EXERCISE: Locate the word "Deionized" in the data below, then copy every line that holds it.

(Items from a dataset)

--

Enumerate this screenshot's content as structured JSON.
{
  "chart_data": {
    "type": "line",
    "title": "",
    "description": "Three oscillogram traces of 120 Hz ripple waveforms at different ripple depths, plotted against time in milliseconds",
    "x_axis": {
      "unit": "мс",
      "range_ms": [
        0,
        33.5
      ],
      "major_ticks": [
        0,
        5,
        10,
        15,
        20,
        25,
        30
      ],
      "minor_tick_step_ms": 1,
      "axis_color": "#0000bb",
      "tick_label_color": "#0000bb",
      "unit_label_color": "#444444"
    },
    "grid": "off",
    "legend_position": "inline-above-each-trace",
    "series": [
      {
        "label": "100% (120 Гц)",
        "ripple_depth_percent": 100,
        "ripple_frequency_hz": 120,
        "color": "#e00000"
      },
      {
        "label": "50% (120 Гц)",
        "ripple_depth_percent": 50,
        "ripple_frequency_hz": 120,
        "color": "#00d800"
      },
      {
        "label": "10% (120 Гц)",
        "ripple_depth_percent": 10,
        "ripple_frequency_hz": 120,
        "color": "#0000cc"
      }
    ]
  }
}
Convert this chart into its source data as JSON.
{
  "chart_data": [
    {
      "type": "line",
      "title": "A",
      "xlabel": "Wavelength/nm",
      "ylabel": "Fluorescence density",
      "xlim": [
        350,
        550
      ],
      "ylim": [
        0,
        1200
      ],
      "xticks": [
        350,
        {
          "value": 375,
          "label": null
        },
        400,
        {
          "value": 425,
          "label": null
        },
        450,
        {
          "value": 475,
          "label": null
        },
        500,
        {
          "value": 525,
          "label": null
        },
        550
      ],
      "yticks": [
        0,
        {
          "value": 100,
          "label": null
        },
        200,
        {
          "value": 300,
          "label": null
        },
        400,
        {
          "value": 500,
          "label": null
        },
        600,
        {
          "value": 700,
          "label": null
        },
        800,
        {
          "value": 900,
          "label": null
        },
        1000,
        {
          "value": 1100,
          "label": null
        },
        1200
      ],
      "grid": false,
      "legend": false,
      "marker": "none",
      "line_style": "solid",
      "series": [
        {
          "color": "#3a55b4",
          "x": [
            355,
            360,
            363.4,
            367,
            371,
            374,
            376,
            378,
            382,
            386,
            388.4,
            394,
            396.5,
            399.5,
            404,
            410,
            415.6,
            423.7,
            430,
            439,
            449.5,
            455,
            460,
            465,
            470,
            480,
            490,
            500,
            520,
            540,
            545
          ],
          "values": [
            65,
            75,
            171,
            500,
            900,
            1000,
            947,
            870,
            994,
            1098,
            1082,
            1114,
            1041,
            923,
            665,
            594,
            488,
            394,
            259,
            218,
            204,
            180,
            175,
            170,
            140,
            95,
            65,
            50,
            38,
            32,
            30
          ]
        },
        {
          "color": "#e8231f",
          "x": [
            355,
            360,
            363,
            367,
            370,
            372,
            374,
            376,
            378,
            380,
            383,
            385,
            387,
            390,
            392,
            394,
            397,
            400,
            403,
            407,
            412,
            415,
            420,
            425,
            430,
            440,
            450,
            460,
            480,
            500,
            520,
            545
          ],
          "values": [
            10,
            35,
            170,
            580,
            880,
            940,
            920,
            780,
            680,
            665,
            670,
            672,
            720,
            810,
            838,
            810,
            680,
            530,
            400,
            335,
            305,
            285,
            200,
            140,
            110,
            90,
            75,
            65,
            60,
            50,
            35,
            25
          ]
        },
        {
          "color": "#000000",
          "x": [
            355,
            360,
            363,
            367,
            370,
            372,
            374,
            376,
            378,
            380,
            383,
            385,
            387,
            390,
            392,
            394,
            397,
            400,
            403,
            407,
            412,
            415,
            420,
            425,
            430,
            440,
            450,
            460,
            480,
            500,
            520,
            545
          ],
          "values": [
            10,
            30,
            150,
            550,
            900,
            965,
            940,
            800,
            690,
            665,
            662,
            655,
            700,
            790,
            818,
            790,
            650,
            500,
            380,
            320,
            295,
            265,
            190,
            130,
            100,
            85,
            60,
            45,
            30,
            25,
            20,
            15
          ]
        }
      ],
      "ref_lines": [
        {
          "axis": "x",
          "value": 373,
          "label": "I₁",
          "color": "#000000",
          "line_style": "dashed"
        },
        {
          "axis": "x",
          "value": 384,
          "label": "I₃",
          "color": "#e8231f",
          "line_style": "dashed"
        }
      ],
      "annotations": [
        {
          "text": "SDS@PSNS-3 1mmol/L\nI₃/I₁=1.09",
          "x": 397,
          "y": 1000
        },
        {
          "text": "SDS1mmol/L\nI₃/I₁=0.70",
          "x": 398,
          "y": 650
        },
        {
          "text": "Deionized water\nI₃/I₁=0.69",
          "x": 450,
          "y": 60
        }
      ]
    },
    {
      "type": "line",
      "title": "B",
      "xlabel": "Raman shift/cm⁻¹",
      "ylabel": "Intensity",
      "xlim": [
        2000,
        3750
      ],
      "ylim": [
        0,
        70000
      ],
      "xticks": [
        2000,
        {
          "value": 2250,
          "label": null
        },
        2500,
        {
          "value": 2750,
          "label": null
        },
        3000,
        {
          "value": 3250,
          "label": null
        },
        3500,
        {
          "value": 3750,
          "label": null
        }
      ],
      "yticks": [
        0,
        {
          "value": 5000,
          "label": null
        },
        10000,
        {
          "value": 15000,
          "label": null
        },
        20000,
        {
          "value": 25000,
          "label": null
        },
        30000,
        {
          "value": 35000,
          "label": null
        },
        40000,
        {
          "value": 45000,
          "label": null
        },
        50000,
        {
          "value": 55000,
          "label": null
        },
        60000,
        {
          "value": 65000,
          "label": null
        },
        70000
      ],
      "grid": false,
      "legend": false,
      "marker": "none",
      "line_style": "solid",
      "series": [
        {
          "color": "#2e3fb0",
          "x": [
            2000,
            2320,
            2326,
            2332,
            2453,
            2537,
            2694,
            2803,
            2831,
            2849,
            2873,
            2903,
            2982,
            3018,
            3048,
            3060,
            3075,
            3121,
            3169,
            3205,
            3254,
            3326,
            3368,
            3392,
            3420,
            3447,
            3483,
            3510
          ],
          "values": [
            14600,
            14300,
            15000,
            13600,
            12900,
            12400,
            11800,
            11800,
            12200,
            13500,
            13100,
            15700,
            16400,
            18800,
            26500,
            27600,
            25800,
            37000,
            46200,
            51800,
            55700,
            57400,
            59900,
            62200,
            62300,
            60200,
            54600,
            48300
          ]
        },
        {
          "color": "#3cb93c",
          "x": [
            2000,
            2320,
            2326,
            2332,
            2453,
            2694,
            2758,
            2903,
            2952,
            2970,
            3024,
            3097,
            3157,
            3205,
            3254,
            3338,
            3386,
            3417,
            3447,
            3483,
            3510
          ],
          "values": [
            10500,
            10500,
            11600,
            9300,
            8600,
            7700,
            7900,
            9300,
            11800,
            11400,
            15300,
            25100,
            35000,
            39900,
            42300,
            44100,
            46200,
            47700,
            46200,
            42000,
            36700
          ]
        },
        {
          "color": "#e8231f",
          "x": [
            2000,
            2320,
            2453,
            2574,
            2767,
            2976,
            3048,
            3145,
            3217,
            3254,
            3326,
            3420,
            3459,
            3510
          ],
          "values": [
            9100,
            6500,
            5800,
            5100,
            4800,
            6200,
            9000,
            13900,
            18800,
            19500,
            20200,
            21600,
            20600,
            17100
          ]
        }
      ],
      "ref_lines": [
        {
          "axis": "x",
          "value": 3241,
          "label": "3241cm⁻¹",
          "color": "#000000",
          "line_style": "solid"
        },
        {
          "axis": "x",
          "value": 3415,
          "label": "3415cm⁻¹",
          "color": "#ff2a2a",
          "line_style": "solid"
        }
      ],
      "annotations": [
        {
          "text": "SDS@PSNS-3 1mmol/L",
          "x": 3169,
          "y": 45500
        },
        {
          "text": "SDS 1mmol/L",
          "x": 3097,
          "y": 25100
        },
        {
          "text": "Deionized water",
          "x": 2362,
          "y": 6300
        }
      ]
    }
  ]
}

--

THE RESULT:
          "text": "Deionized water\nI₃/I₁=0.69",
          "text": "Deionized water",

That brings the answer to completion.